Stored records:

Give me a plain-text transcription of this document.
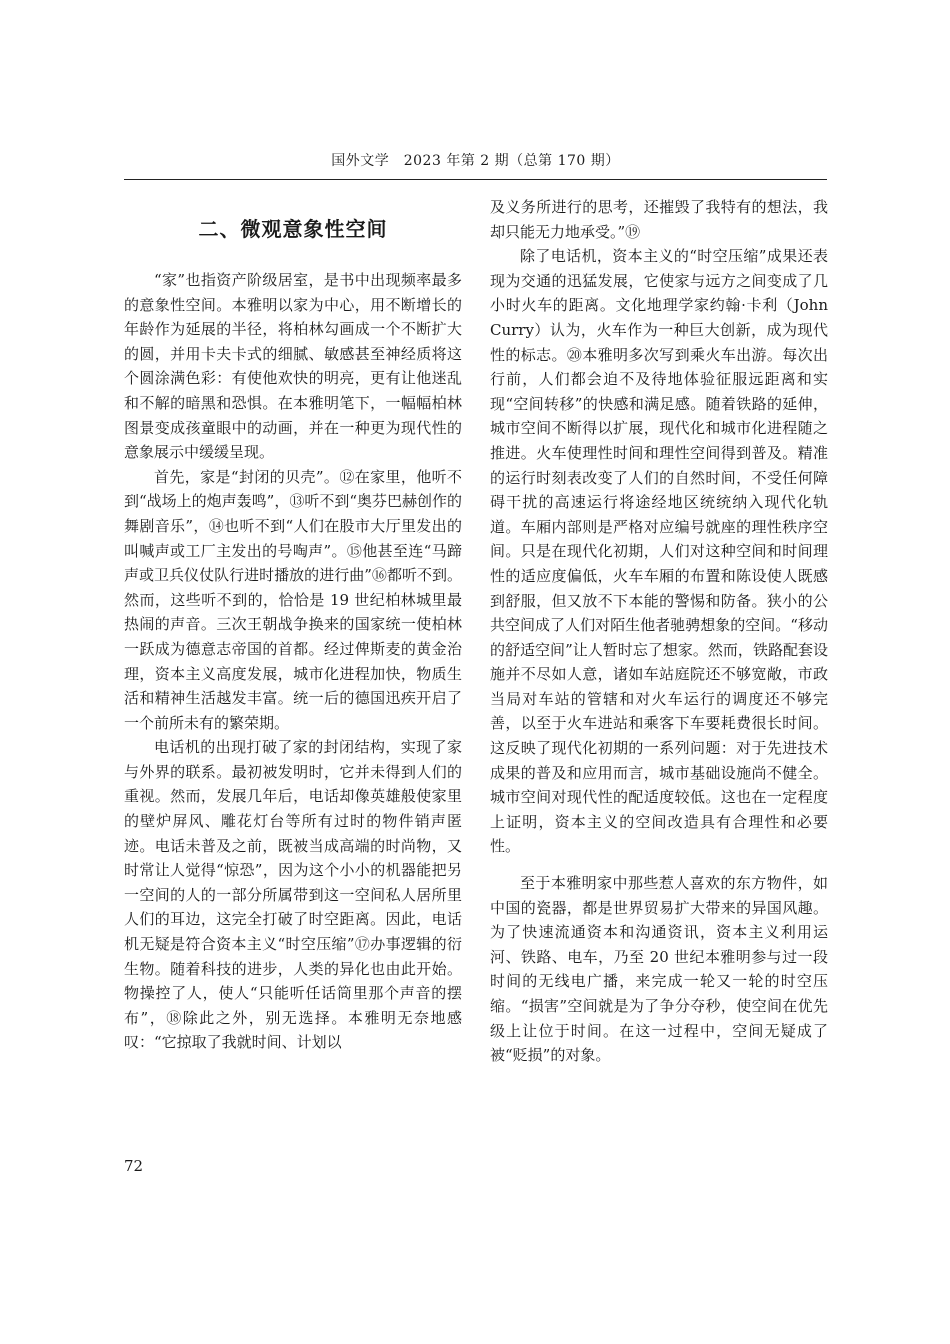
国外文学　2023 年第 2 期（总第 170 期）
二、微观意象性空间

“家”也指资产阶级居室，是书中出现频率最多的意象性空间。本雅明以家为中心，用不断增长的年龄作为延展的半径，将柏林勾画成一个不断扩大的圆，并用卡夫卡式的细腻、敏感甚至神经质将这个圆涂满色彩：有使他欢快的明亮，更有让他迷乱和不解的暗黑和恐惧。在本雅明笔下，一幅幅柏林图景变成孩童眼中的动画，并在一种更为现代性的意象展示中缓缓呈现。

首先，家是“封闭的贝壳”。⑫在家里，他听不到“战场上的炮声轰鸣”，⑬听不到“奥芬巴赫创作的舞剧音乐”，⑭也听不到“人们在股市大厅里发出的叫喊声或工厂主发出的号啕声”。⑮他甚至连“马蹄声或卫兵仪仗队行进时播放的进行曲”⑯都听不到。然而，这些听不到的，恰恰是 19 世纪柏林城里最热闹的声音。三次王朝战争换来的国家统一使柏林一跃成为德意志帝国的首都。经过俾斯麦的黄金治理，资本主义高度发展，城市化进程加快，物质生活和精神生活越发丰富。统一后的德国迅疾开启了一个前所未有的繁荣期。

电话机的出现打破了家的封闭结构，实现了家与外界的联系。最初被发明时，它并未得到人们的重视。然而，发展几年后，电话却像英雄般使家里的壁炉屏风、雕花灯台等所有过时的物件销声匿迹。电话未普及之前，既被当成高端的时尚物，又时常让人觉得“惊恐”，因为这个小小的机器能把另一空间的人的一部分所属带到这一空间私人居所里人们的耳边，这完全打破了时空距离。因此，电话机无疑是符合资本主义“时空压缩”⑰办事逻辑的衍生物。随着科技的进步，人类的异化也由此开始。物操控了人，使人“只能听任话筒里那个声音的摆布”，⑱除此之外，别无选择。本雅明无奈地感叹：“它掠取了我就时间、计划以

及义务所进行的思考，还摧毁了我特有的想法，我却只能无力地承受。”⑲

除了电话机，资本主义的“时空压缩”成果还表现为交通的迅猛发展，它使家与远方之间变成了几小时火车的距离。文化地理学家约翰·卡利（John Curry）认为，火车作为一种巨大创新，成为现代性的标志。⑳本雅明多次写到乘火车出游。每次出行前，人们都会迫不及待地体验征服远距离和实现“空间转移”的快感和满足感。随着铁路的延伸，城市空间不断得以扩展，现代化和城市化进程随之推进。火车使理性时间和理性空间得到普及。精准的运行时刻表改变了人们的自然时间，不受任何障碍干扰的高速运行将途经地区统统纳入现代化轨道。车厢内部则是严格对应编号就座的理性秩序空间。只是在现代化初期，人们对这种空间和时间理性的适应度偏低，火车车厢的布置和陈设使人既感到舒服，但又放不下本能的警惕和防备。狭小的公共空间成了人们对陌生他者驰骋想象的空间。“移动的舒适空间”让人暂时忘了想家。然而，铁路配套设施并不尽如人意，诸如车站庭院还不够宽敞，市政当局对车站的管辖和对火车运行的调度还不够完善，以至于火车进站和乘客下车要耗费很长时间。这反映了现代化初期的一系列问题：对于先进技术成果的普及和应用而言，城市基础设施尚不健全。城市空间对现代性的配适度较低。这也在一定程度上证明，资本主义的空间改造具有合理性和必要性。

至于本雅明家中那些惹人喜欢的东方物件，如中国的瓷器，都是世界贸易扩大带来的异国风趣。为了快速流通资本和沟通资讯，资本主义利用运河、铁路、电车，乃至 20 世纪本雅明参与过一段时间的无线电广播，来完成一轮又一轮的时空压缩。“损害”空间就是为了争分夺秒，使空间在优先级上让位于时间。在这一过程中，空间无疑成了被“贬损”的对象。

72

...

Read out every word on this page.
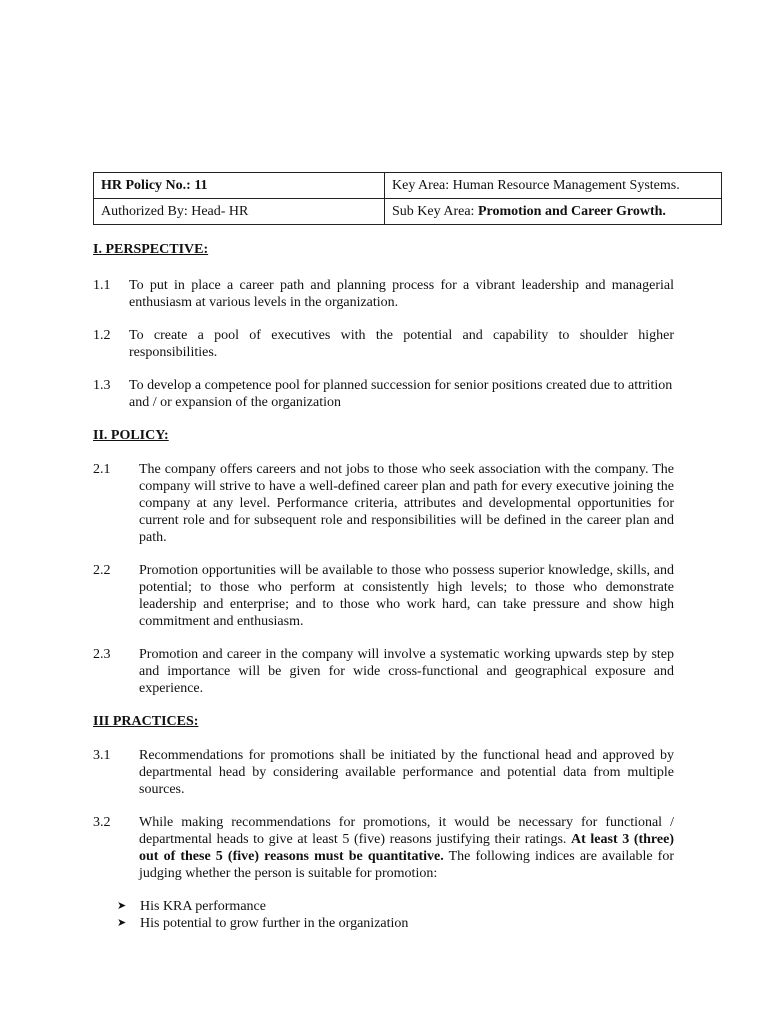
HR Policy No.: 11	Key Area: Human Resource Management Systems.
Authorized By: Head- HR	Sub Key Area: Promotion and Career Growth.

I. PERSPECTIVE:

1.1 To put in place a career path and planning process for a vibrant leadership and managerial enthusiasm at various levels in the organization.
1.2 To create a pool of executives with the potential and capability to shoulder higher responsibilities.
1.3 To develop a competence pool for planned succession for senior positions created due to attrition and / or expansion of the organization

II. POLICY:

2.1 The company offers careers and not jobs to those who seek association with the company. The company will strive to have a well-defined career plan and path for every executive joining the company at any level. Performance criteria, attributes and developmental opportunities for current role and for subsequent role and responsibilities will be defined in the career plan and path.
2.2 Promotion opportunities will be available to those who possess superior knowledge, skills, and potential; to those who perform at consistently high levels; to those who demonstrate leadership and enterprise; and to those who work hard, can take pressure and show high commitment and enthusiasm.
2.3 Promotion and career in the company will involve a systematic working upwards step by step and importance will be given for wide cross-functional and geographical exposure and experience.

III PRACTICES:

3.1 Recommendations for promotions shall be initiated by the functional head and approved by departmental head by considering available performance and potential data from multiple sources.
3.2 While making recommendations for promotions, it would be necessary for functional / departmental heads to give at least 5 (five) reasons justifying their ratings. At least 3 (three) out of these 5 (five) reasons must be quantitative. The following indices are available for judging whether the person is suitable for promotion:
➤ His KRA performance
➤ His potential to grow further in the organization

...

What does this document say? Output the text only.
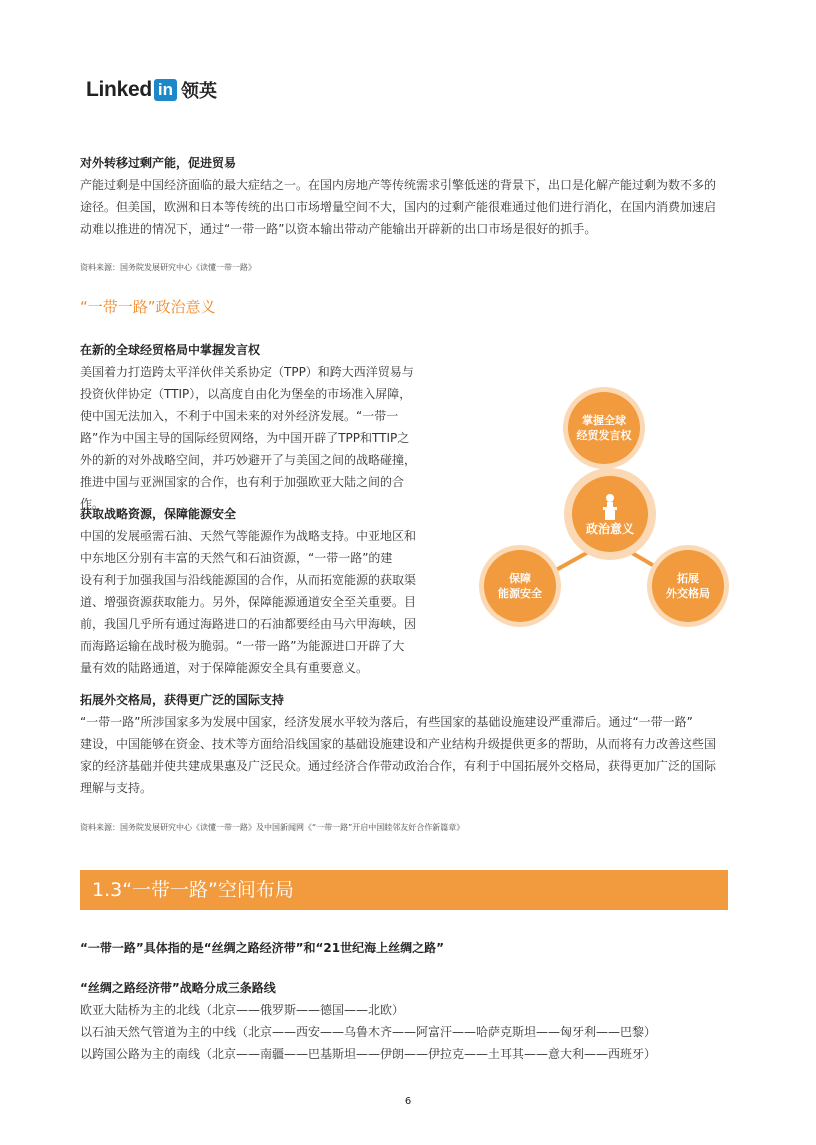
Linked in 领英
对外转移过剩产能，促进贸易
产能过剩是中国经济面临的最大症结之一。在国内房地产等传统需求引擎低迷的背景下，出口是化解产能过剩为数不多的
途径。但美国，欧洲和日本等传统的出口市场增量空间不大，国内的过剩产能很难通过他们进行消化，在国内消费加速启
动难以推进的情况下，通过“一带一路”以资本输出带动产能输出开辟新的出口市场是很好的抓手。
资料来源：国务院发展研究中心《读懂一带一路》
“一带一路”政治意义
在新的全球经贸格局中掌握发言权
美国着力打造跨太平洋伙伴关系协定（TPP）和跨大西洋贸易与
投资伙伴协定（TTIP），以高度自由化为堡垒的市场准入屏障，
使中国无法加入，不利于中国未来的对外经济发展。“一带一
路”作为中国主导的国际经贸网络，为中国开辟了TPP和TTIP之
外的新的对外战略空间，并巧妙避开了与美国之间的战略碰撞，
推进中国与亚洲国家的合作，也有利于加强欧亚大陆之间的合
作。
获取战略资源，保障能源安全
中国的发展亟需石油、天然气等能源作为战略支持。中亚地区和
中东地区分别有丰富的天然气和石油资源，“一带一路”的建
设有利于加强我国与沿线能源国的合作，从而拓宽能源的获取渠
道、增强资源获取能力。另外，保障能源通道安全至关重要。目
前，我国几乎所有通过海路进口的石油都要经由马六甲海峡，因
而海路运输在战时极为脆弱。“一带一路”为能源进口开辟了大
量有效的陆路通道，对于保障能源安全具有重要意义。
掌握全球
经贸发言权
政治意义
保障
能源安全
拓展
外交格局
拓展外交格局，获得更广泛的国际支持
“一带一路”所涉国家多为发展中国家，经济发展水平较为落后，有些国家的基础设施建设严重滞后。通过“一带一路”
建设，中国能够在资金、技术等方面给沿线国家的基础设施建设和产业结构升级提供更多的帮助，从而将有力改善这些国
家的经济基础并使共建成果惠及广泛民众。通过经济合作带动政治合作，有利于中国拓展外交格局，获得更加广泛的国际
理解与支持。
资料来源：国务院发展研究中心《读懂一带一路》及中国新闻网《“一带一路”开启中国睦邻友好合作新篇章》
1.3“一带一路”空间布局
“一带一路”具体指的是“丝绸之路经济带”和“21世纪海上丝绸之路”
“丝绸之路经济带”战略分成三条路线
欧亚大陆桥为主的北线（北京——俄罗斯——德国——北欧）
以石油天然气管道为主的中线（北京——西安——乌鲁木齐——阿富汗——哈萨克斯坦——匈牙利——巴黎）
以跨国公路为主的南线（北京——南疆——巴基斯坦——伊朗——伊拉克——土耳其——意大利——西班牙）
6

- [Given request]
Say, as a number only, how many lines of the data contain "every".

- [Task result]
2